# Start of Source data
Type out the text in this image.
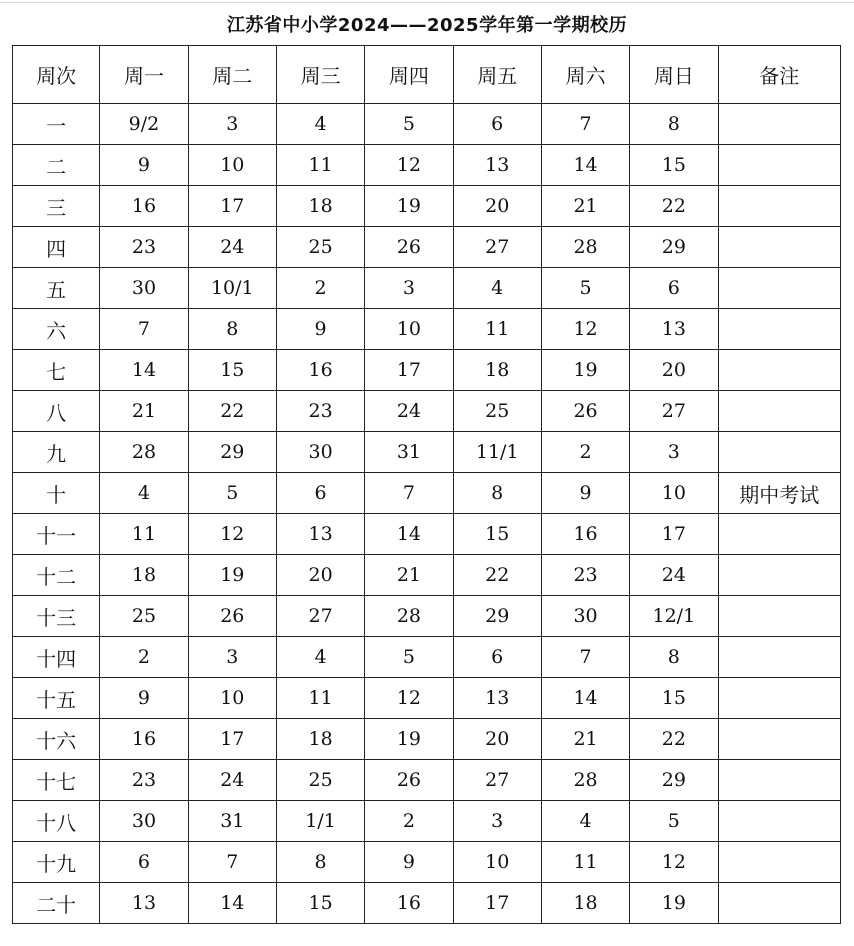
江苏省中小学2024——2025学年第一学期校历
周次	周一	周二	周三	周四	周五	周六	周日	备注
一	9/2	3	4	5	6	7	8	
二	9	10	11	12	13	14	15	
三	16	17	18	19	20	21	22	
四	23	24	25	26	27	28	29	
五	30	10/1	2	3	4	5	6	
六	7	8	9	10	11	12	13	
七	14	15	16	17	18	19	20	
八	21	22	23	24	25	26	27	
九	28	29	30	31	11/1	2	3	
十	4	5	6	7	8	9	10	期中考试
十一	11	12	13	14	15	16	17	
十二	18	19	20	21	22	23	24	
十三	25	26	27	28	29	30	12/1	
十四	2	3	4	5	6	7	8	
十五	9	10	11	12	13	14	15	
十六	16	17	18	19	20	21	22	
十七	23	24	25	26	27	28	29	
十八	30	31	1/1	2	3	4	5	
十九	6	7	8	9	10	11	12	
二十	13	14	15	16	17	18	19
# End of Source data
# Start of Source data
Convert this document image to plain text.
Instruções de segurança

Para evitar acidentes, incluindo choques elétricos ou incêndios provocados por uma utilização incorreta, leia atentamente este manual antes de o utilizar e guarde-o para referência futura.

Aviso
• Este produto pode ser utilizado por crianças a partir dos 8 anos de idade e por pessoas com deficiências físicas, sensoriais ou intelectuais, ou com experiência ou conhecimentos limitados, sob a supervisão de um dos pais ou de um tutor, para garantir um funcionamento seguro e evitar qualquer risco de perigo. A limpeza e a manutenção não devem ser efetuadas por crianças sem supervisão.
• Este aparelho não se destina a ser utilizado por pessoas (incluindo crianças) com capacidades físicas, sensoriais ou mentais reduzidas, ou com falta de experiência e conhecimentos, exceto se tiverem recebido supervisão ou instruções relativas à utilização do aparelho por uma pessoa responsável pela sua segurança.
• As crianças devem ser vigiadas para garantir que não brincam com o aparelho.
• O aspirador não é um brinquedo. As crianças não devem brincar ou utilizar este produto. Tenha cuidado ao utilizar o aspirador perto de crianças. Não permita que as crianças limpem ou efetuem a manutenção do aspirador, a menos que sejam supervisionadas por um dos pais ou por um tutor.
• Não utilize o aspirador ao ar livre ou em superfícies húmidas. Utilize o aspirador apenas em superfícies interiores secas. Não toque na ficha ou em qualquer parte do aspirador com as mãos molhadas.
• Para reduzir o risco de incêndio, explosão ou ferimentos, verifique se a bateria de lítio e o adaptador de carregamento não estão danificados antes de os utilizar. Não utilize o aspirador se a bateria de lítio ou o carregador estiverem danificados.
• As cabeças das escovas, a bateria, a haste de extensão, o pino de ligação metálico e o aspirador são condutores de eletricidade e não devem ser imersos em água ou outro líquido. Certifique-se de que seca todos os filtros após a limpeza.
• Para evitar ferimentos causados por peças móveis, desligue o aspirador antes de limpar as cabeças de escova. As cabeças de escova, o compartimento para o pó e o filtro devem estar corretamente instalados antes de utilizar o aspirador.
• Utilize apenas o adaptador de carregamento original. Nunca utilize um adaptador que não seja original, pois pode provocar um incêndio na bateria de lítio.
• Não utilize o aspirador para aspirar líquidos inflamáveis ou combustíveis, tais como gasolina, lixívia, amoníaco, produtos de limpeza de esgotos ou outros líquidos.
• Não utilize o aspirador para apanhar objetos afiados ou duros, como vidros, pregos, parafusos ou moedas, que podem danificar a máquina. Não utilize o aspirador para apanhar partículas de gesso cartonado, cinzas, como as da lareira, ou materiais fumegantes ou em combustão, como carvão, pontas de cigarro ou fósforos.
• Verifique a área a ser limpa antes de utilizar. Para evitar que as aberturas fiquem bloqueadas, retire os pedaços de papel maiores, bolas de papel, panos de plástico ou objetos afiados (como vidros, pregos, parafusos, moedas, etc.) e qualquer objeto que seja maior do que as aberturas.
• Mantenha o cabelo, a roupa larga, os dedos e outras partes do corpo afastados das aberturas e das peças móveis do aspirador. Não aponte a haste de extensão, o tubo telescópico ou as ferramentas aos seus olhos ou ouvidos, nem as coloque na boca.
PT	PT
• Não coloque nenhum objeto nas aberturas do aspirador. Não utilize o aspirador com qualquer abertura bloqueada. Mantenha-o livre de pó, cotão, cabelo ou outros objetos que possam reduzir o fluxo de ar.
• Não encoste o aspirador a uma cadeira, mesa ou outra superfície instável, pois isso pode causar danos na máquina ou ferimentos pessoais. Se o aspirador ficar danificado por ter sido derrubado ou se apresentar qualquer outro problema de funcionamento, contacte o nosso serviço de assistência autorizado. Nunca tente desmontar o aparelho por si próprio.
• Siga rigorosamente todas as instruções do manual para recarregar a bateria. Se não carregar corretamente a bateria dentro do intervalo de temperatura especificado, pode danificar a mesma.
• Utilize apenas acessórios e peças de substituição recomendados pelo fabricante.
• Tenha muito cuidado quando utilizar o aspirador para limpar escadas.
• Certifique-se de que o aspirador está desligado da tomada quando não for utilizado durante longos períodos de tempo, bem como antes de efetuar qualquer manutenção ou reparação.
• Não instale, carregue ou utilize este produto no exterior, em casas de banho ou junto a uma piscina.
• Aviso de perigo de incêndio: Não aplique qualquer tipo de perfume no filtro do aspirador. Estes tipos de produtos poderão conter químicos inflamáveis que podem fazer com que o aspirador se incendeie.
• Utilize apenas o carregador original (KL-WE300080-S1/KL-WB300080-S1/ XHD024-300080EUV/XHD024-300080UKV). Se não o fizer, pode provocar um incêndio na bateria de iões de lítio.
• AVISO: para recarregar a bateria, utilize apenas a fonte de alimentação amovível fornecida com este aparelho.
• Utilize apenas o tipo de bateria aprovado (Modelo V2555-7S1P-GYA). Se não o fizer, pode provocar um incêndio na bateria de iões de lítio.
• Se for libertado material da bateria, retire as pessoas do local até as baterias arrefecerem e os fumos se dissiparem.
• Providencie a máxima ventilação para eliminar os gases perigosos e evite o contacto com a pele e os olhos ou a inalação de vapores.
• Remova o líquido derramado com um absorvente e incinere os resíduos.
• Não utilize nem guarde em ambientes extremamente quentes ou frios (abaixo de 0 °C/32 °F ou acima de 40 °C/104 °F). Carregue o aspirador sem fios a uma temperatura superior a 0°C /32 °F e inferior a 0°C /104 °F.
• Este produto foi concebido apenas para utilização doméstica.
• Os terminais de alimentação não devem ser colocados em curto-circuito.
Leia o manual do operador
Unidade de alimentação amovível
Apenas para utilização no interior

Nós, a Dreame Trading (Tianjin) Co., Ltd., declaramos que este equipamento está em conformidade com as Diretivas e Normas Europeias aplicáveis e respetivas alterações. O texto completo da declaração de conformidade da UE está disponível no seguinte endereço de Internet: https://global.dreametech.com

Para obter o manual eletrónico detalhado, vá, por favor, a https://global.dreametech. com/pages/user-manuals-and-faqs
# End of Source data
Exercise description: Return all lines with the word "limpar" in them.

Final result:
• Para evitar ferimentos causados por peças móveis, desligue o aspirador antes de limpar as cabeças de escova. As cabeças de escova, o compartimento para o pó e o filtro devem estar corretamente instalados antes de utilizar o aspirador.
• Tenha muito cuidado quando utilizar o aspirador para limpar escadas.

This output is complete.